Goal of the exercise
Pictures do not belong in the copy. Return all of the entries exactly.

Data excerpts
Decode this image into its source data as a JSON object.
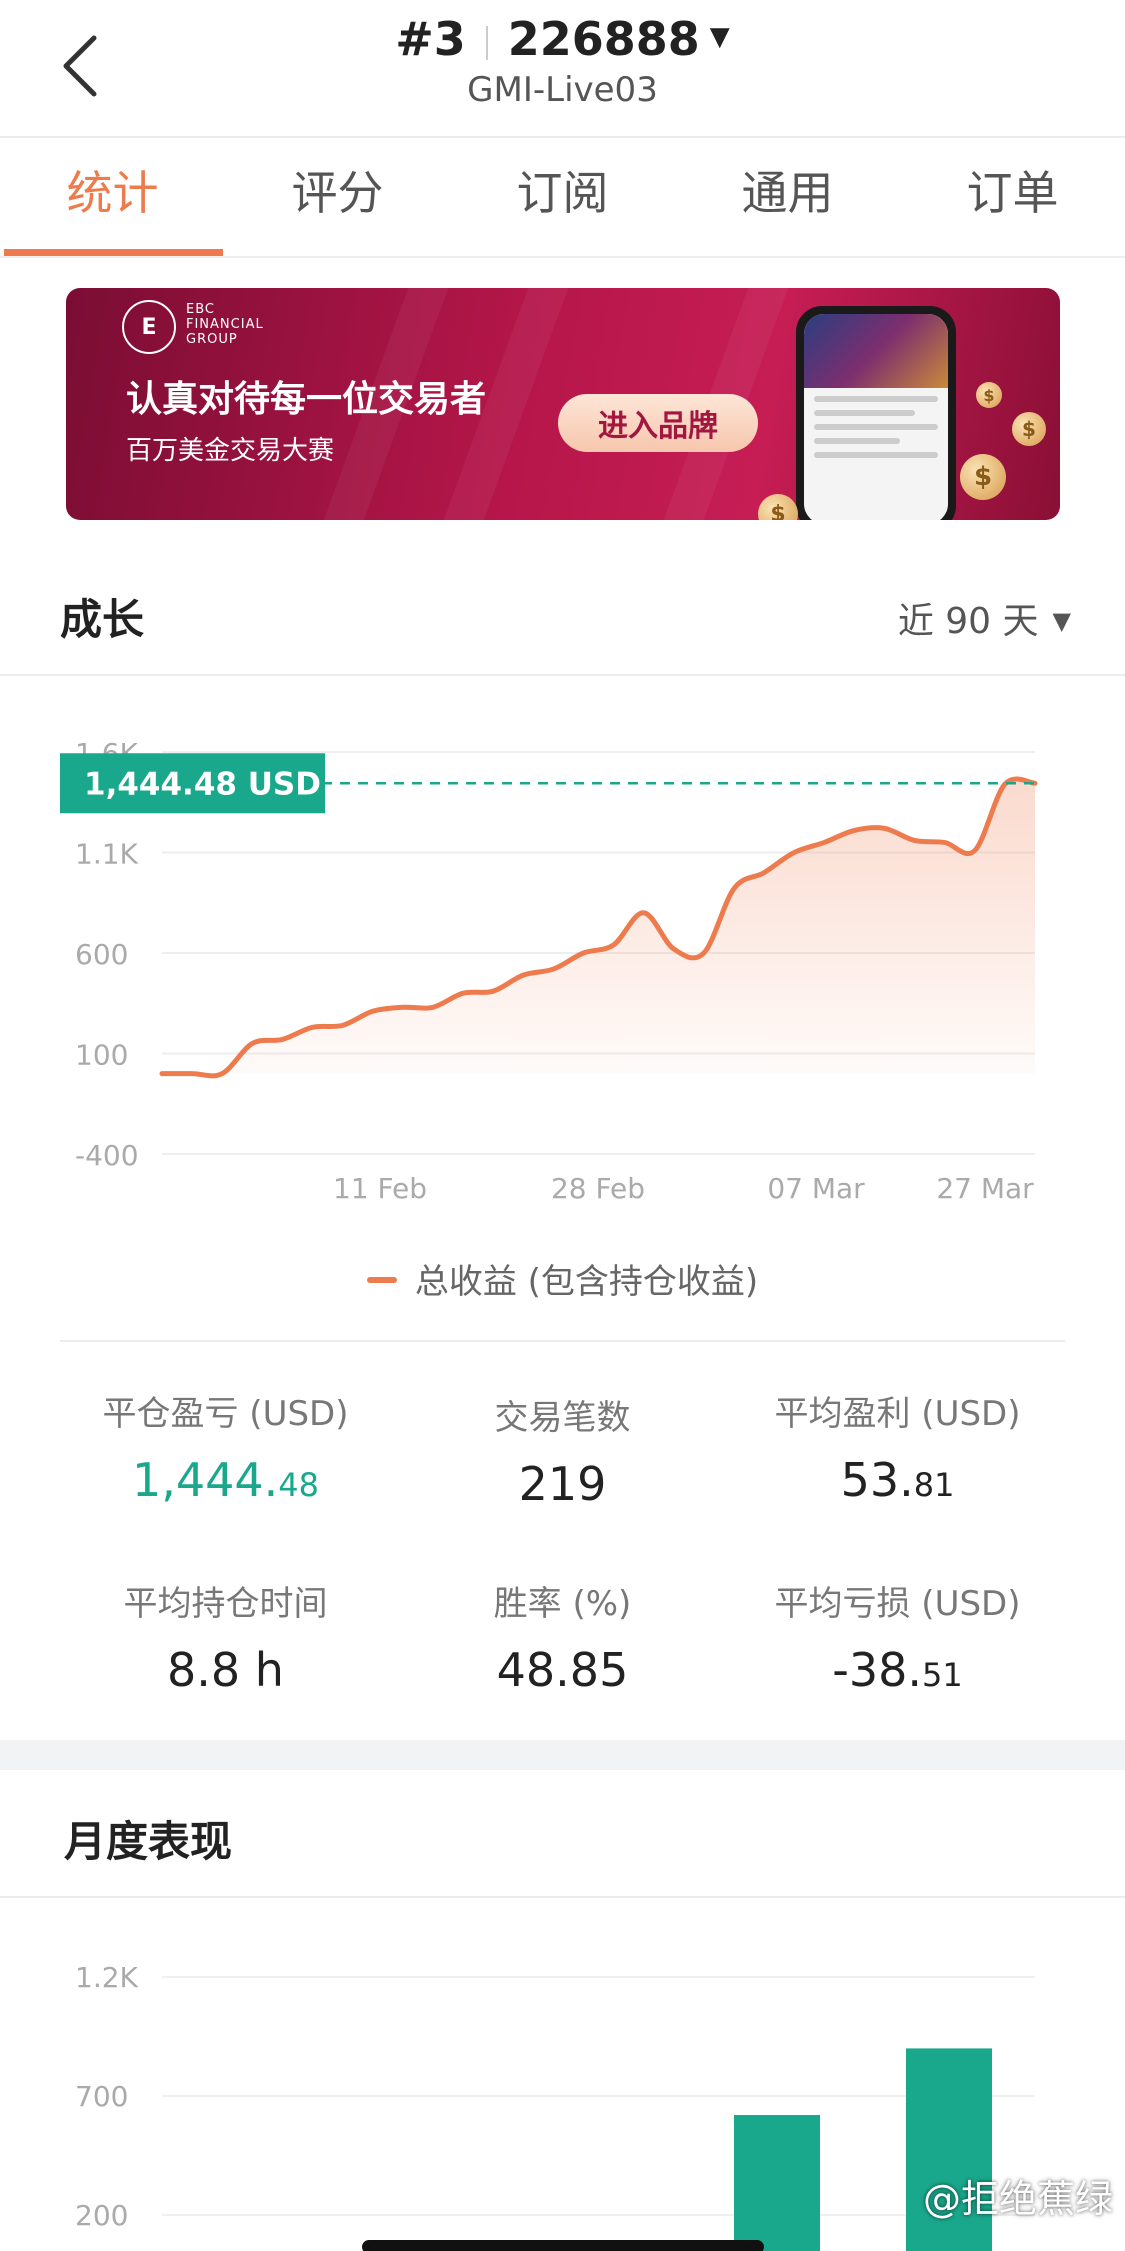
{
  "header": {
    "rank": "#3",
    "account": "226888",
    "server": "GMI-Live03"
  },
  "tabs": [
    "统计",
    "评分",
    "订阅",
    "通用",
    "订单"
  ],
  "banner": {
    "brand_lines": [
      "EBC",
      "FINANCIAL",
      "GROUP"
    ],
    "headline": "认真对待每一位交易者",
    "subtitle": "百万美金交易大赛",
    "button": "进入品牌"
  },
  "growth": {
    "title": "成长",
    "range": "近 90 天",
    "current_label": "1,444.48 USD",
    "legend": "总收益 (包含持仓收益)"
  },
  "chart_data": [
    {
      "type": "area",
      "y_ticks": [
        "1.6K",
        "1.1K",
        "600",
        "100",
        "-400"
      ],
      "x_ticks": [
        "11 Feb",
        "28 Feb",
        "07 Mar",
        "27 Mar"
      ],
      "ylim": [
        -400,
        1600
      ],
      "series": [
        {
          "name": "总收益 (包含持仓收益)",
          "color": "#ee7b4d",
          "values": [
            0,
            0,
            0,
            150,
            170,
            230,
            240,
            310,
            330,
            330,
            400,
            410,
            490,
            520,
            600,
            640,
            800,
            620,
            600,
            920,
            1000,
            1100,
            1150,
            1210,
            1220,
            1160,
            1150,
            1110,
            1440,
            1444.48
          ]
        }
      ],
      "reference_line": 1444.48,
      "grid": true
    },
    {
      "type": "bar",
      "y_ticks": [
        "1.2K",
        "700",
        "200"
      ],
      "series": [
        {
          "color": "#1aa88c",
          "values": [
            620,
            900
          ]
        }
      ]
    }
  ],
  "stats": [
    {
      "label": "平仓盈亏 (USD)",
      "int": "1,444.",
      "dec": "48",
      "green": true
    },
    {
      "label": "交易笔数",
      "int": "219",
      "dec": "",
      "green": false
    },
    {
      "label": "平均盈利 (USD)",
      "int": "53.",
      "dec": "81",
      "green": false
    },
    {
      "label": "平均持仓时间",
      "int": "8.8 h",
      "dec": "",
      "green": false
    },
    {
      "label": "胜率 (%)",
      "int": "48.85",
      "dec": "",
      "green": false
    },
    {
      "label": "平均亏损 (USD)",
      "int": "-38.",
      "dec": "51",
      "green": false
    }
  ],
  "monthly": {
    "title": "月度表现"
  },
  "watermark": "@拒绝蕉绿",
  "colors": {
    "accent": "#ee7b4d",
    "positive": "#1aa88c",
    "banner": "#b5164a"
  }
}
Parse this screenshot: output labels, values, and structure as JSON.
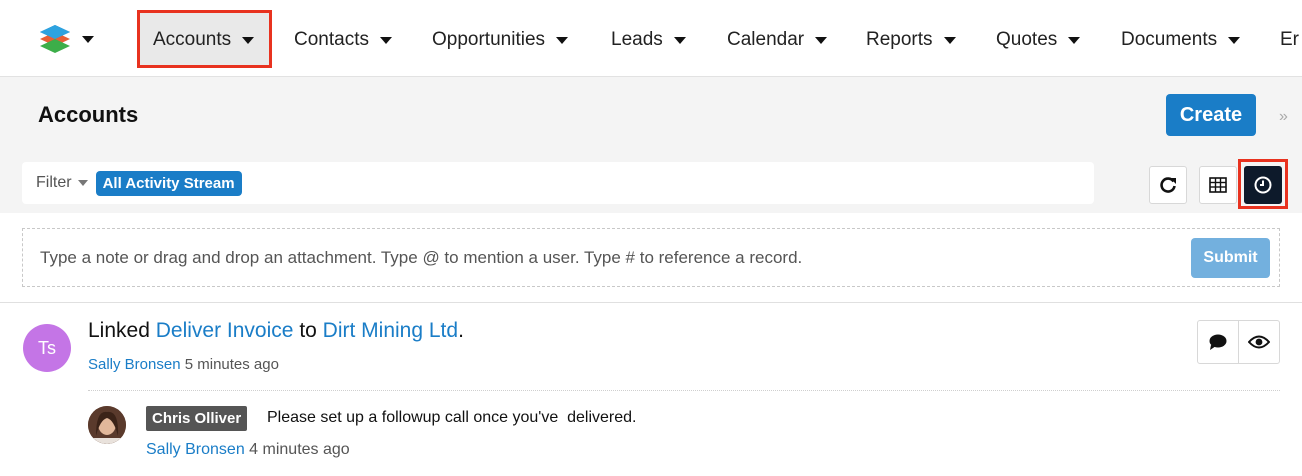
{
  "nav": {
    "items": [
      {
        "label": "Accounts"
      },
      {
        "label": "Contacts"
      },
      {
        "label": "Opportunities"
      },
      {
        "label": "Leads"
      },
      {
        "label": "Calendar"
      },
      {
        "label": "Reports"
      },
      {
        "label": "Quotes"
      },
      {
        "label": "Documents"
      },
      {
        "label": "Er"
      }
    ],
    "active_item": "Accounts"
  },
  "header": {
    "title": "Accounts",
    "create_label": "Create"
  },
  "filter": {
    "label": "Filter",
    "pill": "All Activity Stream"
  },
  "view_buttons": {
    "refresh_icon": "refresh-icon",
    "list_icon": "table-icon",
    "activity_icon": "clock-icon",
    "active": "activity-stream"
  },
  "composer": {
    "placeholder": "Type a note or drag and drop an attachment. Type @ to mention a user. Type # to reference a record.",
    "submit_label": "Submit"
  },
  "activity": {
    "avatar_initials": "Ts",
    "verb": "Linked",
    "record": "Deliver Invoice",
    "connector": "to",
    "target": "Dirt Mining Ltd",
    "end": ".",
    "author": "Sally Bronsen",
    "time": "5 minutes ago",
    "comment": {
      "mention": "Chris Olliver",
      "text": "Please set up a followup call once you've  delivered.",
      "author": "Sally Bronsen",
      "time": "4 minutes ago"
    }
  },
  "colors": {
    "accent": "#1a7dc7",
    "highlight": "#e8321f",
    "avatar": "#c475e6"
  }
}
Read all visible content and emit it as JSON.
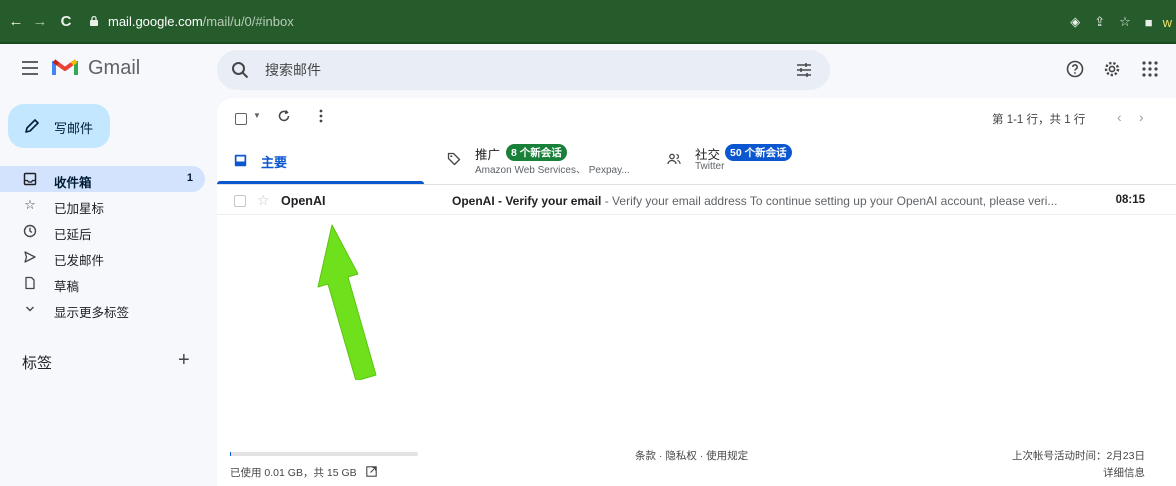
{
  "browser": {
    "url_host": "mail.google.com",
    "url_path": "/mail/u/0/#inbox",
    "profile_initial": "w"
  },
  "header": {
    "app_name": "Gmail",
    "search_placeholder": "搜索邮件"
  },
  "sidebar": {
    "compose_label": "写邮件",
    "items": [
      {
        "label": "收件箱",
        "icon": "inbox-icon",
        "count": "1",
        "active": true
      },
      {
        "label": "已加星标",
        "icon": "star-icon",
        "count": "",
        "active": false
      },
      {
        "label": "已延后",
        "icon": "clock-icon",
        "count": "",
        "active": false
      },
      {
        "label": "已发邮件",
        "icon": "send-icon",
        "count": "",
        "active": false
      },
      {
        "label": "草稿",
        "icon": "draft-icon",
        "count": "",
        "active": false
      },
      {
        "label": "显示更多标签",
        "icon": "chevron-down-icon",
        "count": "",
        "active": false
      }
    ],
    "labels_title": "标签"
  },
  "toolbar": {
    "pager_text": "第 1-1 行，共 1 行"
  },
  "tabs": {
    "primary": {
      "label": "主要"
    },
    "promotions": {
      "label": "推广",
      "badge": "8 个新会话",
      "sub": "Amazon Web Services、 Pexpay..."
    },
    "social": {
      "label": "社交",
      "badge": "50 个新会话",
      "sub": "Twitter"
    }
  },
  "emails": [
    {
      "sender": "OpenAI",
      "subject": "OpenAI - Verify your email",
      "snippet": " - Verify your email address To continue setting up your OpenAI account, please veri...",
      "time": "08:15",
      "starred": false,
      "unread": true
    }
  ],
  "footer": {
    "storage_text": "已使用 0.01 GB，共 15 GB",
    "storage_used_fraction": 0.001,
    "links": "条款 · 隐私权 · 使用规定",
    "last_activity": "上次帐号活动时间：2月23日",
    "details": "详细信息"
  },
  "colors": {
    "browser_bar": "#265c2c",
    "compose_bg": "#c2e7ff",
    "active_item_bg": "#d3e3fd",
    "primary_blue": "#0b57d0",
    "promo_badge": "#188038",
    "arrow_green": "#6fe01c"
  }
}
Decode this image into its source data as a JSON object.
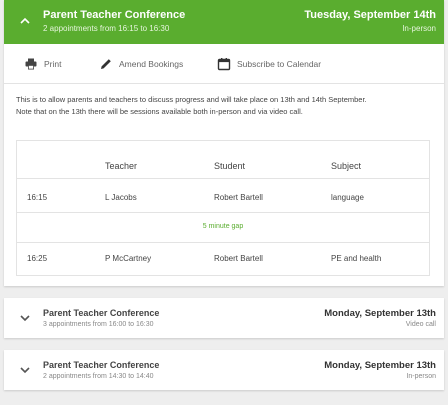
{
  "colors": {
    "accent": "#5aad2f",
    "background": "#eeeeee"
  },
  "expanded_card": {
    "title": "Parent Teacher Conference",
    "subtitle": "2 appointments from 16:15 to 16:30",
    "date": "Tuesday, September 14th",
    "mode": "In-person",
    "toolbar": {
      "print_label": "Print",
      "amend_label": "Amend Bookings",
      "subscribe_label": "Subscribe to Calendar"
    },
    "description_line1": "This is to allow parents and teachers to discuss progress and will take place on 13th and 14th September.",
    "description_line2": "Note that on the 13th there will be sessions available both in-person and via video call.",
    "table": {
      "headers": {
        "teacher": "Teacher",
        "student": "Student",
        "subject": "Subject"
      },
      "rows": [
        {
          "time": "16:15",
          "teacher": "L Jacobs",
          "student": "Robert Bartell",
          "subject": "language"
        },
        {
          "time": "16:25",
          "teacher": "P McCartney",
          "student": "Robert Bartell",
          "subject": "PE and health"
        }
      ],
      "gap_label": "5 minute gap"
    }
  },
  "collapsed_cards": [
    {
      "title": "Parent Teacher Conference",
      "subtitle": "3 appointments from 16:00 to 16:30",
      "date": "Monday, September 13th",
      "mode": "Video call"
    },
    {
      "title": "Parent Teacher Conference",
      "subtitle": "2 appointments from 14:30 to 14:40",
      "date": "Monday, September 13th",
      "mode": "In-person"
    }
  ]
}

In response
Decode this image into its source data as a JSON object.
{
  "header": {
    "rank": "#3",
    "account": "226888",
    "server": "GMI-Live03"
  },
  "tabs": [
    "统计",
    "评分",
    "订阅",
    "通用",
    "订单"
  ],
  "banner": {
    "brand_lines": [
      "EBC",
      "FINANCIAL",
      "GROUP"
    ],
    "headline": "认真对待每一位交易者",
    "subtitle": "百万美金交易大赛",
    "button": "进入品牌"
  },
  "growth": {
    "title": "成长",
    "range": "近 90 天",
    "current_label": "1,444.48 USD",
    "legend": "总收益 (包含持仓收益)"
  },
  "chart_data": [
    {
      "type": "area",
      "y_ticks": [
        "1.6K",
        "1.1K",
        "600",
        "100",
        "-400"
      ],
      "x_ticks": [
        "11 Feb",
        "28 Feb",
        "07 Mar",
        "27 Mar"
      ],
      "ylim": [
        -400,
        1600
      ],
      "series": [
        {
          "name": "总收益 (包含持仓收益)",
          "color": "#ee7b4d",
          "values": [
            0,
            0,
            0,
            150,
            170,
            230,
            240,
            310,
            330,
            330,
            400,
            410,
            490,
            520,
            600,
            640,
            800,
            620,
            600,
            920,
            1000,
            1100,
            1150,
            1210,
            1220,
            1160,
            1150,
            1110,
            1440,
            1444.48
          ]
        }
      ],
      "reference_line": 1444.48,
      "grid": true
    },
    {
      "type": "bar",
      "y_ticks": [
        "1.2K",
        "700",
        "200"
      ],
      "series": [
        {
          "color": "#1aa88c",
          "values": [
            620,
            900
          ]
        }
      ]
    }
  ],
  "stats": [
    {
      "label": "平仓盈亏 (USD)",
      "int": "1,444.",
      "dec": "48",
      "green": true
    },
    {
      "label": "交易笔数",
      "int": "219",
      "dec": "",
      "green": false
    },
    {
      "label": "平均盈利 (USD)",
      "int": "53.",
      "dec": "81",
      "green": false
    },
    {
      "label": "平均持仓时间",
      "int": "8.8 h",
      "dec": "",
      "green": false
    },
    {
      "label": "胜率 (%)",
      "int": "48.85",
      "dec": "",
      "green": false
    },
    {
      "label": "平均亏损 (USD)",
      "int": "-38.",
      "dec": "51",
      "green": false
    }
  ],
  "monthly": {
    "title": "月度表现"
  },
  "watermark": "@拒绝蕉绿",
  "colors": {
    "accent": "#ee7b4d",
    "positive": "#1aa88c",
    "banner": "#b5164a"
  }
}
Parse this screenshot: output labels, values, and structure as JSON.
{
  "nav": {
    "items": [
      {
        "label": "Accounts"
      },
      {
        "label": "Contacts"
      },
      {
        "label": "Opportunities"
      },
      {
        "label": "Leads"
      },
      {
        "label": "Calendar"
      },
      {
        "label": "Reports"
      },
      {
        "label": "Quotes"
      },
      {
        "label": "Documents"
      },
      {
        "label": "Er"
      }
    ],
    "active_item": "Accounts"
  },
  "header": {
    "title": "Accounts",
    "create_label": "Create"
  },
  "filter": {
    "label": "Filter",
    "pill": "All Activity Stream"
  },
  "view_buttons": {
    "refresh_icon": "refresh-icon",
    "list_icon": "table-icon",
    "activity_icon": "clock-icon",
    "active": "activity-stream"
  },
  "composer": {
    "placeholder": "Type a note or drag and drop an attachment. Type @ to mention a user. Type # to reference a record.",
    "submit_label": "Submit"
  },
  "activity": {
    "avatar_initials": "Ts",
    "verb": "Linked",
    "record": "Deliver Invoice",
    "connector": "to",
    "target": "Dirt Mining Ltd",
    "end": ".",
    "author": "Sally Bronsen",
    "time": "5 minutes ago",
    "comment": {
      "mention": "Chris Olliver",
      "text": "Please set up a followup call once you've  delivered.",
      "author": "Sally Bronsen",
      "time": "4 minutes ago"
    }
  },
  "colors": {
    "accent": "#1a7dc7",
    "highlight": "#e8321f",
    "avatar": "#c475e6"
  }
}
Read all visible content and emit it as JSON.
{
  "browser": {
    "url_host": "mail.google.com",
    "url_path": "/mail/u/0/#inbox",
    "profile_initial": "w"
  },
  "header": {
    "app_name": "Gmail",
    "search_placeholder": "搜索邮件"
  },
  "sidebar": {
    "compose_label": "写邮件",
    "items": [
      {
        "label": "收件箱",
        "icon": "inbox-icon",
        "count": "1",
        "active": true
      },
      {
        "label": "已加星标",
        "icon": "star-icon",
        "count": "",
        "active": false
      },
      {
        "label": "已延后",
        "icon": "clock-icon",
        "count": "",
        "active": false
      },
      {
        "label": "已发邮件",
        "icon": "send-icon",
        "count": "",
        "active": false
      },
      {
        "label": "草稿",
        "icon": "draft-icon",
        "count": "",
        "active": false
      },
      {
        "label": "显示更多标签",
        "icon": "chevron-down-icon",
        "count": "",
        "active": false
      }
    ],
    "labels_title": "标签"
  },
  "toolbar": {
    "pager_text": "第 1-1 行，共 1 行"
  },
  "tabs": {
    "primary": {
      "label": "主要"
    },
    "promotions": {
      "label": "推广",
      "badge": "8 个新会话",
      "sub": "Amazon Web Services、 Pexpay..."
    },
    "social": {
      "label": "社交",
      "badge": "50 个新会话",
      "sub": "Twitter"
    }
  },
  "emails": [
    {
      "sender": "OpenAI",
      "subject": "OpenAI - Verify your email",
      "snippet": " - Verify your email address To continue setting up your OpenAI account, please veri...",
      "time": "08:15",
      "starred": false,
      "unread": true
    }
  ],
  "footer": {
    "storage_text": "已使用 0.01 GB，共 15 GB",
    "storage_used_fraction": 0.001,
    "links": "条款 · 隐私权 · 使用规定",
    "last_activity": "上次帐号活动时间：2月23日",
    "details": "详细信息"
  },
  "colors": {
    "browser_bar": "#265c2c",
    "compose_bg": "#c2e7ff",
    "active_item_bg": "#d3e3fd",
    "primary_blue": "#0b57d0",
    "promo_badge": "#188038",
    "arrow_green": "#6fe01c"
  }
}
Decode this image into its source data as a JSON object.
{
  "colors": {
    "accent": "#5aad2f",
    "background": "#eeeeee"
  },
  "expanded_card": {
    "title": "Parent Teacher Conference",
    "subtitle": "2 appointments from 16:15 to 16:30",
    "date": "Tuesday, September 14th",
    "mode": "In-person",
    "toolbar": {
      "print_label": "Print",
      "amend_label": "Amend Bookings",
      "subscribe_label": "Subscribe to Calendar"
    },
    "description_line1": "This is to allow parents and teachers to discuss progress and will take place on 13th and 14th September.",
    "description_line2": "Note that on the 13th there will be sessions available both in-person and via video call.",
    "table": {
      "headers": {
        "teacher": "Teacher",
        "student": "Student",
        "subject": "Subject"
      },
      "rows": [
        {
          "time": "16:15",
          "teacher": "L Jacobs",
          "student": "Robert Bartell",
          "subject": "language"
        },
        {
          "time": "16:25",
          "teacher": "P McCartney",
          "student": "Robert Bartell",
          "subject": "PE and health"
        }
      ],
      "gap_label": "5 minute gap"
    }
  },
  "collapsed_cards": [
    {
      "title": "Parent Teacher Conference",
      "subtitle": "3 appointments from 16:00 to 16:30",
      "date": "Monday, September 13th",
      "mode": "Video call"
    },
    {
      "title": "Parent Teacher Conference",
      "subtitle": "2 appointments from 14:30 to 14:40",
      "date": "Monday, September 13th",
      "mode": "In-person"
    }
  ]
}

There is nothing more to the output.